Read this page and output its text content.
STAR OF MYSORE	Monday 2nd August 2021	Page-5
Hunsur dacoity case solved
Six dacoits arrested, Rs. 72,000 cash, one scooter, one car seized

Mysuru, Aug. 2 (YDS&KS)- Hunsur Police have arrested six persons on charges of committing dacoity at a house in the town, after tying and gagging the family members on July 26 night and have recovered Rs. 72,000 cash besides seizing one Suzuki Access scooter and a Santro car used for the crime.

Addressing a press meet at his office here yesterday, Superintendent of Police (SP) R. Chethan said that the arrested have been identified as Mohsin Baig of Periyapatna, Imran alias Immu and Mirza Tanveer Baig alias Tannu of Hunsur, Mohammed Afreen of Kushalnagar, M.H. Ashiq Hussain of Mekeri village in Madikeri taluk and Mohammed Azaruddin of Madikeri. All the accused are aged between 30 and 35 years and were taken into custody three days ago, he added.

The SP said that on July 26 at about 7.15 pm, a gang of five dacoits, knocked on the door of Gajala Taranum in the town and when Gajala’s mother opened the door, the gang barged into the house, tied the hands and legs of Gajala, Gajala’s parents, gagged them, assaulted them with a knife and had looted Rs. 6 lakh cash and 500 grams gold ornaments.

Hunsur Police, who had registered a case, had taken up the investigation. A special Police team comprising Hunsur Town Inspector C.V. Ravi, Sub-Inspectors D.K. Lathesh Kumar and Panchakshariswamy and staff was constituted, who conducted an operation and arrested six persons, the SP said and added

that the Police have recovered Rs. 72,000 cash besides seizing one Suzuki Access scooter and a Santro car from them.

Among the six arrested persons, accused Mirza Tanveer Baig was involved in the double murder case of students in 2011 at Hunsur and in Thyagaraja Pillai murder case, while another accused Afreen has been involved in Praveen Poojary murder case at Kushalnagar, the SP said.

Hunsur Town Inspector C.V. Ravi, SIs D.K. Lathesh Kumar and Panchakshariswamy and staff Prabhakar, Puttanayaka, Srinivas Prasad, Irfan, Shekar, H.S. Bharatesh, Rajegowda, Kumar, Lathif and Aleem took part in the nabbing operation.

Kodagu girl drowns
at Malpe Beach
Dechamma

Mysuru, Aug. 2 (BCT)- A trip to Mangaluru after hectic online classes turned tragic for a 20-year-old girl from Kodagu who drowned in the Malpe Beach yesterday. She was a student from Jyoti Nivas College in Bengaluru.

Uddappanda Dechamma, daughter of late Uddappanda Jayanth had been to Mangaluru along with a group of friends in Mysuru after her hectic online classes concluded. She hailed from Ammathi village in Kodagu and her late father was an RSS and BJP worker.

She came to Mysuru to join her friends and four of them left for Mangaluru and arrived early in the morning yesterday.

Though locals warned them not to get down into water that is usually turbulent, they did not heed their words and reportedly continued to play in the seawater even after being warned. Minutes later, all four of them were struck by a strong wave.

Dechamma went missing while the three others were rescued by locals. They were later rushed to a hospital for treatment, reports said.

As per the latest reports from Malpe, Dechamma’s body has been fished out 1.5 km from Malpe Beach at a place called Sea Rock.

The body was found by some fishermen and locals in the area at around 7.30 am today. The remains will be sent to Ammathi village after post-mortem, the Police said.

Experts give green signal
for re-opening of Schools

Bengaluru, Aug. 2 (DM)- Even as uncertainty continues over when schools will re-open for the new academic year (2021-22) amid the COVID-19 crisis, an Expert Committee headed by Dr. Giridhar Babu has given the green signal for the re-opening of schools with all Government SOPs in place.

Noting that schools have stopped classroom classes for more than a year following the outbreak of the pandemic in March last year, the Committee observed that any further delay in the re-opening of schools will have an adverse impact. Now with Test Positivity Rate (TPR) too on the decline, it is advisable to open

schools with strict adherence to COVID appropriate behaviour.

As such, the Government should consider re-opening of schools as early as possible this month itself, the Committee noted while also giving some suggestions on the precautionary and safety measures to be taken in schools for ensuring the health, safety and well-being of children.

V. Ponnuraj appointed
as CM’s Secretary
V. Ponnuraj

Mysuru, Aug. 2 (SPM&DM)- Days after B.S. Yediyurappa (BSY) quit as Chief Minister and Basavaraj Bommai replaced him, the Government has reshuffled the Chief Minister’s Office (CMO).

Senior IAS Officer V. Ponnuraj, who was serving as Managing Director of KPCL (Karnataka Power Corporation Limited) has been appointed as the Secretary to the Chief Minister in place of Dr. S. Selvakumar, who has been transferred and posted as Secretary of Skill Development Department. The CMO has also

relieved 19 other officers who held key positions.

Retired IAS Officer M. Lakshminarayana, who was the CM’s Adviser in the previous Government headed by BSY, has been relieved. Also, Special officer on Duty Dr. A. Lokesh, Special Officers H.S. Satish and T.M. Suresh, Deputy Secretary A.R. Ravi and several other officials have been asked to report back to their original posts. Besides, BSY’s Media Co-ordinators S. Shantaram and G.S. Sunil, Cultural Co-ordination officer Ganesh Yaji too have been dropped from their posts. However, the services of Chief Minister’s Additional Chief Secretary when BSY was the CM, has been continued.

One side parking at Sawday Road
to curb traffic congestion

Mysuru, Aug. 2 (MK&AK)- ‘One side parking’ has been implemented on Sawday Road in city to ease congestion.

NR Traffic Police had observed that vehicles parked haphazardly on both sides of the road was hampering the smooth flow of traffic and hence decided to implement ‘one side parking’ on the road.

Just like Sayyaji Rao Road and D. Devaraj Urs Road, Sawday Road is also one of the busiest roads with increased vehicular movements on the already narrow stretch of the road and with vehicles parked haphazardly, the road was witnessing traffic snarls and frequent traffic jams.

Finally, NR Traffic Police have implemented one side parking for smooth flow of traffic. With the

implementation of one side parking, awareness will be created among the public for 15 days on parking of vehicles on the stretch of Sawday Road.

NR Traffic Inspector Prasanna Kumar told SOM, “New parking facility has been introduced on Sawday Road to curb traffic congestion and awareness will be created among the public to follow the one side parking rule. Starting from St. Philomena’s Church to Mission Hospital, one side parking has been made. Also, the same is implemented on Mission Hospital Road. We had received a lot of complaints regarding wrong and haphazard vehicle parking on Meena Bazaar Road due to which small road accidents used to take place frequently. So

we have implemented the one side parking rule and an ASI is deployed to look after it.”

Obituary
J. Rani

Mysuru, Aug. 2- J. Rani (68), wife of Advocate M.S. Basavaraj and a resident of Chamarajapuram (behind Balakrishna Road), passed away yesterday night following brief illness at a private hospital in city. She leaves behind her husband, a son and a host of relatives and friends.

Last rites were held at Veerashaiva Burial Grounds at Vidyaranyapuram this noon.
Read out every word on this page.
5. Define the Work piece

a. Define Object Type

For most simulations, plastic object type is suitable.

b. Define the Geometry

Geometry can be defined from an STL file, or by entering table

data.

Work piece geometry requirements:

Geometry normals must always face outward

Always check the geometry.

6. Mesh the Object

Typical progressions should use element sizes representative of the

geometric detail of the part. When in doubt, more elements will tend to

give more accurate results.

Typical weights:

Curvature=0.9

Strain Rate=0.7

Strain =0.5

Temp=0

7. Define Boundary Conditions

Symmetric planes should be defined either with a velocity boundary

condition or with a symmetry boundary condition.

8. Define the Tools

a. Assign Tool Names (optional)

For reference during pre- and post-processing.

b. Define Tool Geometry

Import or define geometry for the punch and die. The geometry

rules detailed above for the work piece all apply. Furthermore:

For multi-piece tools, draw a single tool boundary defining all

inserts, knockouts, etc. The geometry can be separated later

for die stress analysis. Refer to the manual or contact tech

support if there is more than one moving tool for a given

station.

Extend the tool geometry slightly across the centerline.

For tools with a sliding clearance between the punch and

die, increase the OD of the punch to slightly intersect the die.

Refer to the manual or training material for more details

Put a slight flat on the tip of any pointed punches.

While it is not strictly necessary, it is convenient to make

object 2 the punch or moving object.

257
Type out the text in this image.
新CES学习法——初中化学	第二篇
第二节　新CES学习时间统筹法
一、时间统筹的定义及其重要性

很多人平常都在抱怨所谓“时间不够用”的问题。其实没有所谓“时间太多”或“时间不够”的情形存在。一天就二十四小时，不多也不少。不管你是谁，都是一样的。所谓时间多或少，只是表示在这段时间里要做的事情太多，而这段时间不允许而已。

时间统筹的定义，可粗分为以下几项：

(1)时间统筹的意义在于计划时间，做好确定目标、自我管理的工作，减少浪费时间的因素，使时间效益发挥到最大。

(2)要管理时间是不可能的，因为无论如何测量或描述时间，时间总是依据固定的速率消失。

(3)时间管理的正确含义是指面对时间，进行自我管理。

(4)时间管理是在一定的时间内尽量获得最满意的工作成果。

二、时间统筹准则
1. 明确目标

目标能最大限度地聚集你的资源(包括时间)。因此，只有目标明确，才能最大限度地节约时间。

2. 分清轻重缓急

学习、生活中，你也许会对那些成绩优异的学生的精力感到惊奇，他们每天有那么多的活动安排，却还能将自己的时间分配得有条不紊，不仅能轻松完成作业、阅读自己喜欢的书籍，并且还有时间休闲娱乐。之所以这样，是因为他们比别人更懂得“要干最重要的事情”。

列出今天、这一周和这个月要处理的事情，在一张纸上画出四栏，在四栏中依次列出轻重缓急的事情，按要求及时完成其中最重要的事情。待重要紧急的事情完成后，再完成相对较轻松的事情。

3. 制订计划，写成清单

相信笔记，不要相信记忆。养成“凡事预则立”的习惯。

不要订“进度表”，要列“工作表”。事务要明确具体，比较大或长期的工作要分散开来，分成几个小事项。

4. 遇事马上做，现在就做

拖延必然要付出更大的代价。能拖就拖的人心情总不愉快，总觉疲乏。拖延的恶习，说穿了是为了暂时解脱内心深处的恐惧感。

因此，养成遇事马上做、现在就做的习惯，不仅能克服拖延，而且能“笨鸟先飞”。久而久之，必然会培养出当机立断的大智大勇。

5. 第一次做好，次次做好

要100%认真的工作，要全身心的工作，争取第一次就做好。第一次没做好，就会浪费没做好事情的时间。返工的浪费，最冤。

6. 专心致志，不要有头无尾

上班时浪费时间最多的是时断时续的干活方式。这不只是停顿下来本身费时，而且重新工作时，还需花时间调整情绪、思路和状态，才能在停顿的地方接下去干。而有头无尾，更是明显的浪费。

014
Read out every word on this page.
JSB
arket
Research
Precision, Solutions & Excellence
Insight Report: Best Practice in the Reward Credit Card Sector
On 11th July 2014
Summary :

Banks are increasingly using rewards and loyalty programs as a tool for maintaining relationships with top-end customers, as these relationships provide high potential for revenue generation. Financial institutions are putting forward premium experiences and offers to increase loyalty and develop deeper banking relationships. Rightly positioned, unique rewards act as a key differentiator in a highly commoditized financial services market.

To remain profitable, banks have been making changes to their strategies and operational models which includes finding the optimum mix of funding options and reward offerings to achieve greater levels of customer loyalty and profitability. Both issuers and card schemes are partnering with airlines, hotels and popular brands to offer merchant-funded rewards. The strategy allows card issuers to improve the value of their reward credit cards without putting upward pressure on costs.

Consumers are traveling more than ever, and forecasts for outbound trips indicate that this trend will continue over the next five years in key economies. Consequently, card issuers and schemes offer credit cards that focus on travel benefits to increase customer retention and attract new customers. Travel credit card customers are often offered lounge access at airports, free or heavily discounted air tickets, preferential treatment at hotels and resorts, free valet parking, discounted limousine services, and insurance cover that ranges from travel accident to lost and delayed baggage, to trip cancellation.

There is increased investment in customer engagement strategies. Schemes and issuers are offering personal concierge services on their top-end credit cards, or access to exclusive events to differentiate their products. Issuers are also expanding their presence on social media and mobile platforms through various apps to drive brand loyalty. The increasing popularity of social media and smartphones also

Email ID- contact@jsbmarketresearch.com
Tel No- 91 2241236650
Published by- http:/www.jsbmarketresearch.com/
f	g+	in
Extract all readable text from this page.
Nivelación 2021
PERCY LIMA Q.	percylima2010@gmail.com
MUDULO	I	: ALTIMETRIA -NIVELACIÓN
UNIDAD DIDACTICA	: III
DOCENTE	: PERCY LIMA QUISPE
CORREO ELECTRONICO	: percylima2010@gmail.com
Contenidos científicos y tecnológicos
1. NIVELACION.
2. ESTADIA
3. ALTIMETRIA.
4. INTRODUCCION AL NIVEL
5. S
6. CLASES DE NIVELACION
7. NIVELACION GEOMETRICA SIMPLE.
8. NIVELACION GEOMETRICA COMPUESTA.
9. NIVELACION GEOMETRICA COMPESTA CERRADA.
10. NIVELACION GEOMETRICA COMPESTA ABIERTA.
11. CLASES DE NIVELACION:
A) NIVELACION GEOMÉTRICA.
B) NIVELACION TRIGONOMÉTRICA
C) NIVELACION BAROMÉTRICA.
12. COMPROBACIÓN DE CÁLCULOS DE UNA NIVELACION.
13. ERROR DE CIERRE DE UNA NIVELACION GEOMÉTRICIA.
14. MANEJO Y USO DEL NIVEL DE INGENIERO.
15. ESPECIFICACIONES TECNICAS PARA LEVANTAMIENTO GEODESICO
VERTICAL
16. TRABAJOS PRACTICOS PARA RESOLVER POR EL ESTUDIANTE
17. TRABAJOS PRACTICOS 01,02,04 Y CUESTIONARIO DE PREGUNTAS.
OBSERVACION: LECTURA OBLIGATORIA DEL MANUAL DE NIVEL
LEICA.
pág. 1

·····

Only the number is needed: state how many lines in the listing contain "early".

_OUTPUT FOR THIS EXERCISE_
2